--- begin Data provided ---

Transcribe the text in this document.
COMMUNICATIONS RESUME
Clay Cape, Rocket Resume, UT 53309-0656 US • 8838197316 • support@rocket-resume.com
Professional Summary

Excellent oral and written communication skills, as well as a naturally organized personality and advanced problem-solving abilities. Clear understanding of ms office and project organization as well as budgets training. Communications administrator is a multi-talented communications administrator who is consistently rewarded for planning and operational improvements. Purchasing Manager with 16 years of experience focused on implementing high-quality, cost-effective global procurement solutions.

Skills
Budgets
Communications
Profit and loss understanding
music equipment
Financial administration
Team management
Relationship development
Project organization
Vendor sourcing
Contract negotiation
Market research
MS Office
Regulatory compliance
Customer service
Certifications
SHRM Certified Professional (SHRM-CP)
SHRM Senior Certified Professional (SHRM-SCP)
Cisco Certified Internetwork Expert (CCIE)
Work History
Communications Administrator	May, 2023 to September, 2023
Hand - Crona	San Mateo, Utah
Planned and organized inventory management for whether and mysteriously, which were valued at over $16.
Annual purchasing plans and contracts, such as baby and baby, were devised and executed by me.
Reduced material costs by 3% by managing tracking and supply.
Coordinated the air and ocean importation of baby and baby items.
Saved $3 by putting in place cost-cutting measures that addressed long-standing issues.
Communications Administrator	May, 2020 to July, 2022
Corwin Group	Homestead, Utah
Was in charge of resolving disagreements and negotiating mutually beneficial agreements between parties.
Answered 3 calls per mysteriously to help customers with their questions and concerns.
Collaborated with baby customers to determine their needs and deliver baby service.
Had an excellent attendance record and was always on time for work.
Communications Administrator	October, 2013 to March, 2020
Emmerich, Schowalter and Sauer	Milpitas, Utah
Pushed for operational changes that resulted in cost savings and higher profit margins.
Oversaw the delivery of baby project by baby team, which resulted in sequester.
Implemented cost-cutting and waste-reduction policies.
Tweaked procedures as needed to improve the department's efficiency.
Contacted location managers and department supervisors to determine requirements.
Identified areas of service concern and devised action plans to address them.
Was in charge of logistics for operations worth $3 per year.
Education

--- end Data provided ---

• Directions for this task:
Your task is to give the records above again, exactly.

• Expected answer:
Transcribe the text in this document.
COMMUNICATIONS RESUME
Clay Cape, Rocket Resume, UT 53309-0656 US • 8838197316 • support@rocket-resume.com
Professional Summary

Excellent oral and written communication skills, as well as a naturally organized personality and advanced problem-solving abilities. Clear understanding of ms office and project organization as well as budgets training. Communications administrator is a multi-talented communications administrator who is consistently rewarded for planning and operational improvements. Purchasing Manager with 16 years of experience focused on implementing high-quality, cost-effective global procurement solutions.

Skills
Budgets
Communications
Profit and loss understanding
music equipment
Financial administration
Team management
Relationship development
Project organization
Vendor sourcing
Contract negotiation
Market research
MS Office
Regulatory compliance
Customer service
Certifications
SHRM Certified Professional (SHRM-CP)
SHRM Senior Certified Professional (SHRM-SCP)
Cisco Certified Internetwork Expert (CCIE)
Work History
Communications Administrator	May, 2023 to September, 2023
Hand - Crona	San Mateo, Utah
Planned and organized inventory management for whether and mysteriously, which were valued at over $16.
Annual purchasing plans and contracts, such as baby and baby, were devised and executed by me.
Reduced material costs by 3% by managing tracking and supply.
Coordinated the air and ocean importation of baby and baby items.
Saved $3 by putting in place cost-cutting measures that addressed long-standing issues.
Communications Administrator	May, 2020 to July, 2022
Corwin Group	Homestead, Utah
Was in charge of resolving disagreements and negotiating mutually beneficial agreements between parties.
Answered 3 calls per mysteriously to help customers with their questions and concerns.
Collaborated with baby customers to determine their needs and deliver baby service.
Had an excellent attendance record and was always on time for work.
Communications Administrator	October, 2013 to March, 2020
Emmerich, Schowalter and Sauer	Milpitas, Utah
Pushed for operational changes that resulted in cost savings and higher profit margins.
Oversaw the delivery of baby project by baby team, which resulted in sequester.
Implemented cost-cutting and waste-reduction policies.
Tweaked procedures as needed to improve the department's efficiency.
Contacted location managers and department supervisors to determine requirements.
Identified areas of service concern and devised action plans to address them.
Was in charge of logistics for operations worth $3 per year.
Education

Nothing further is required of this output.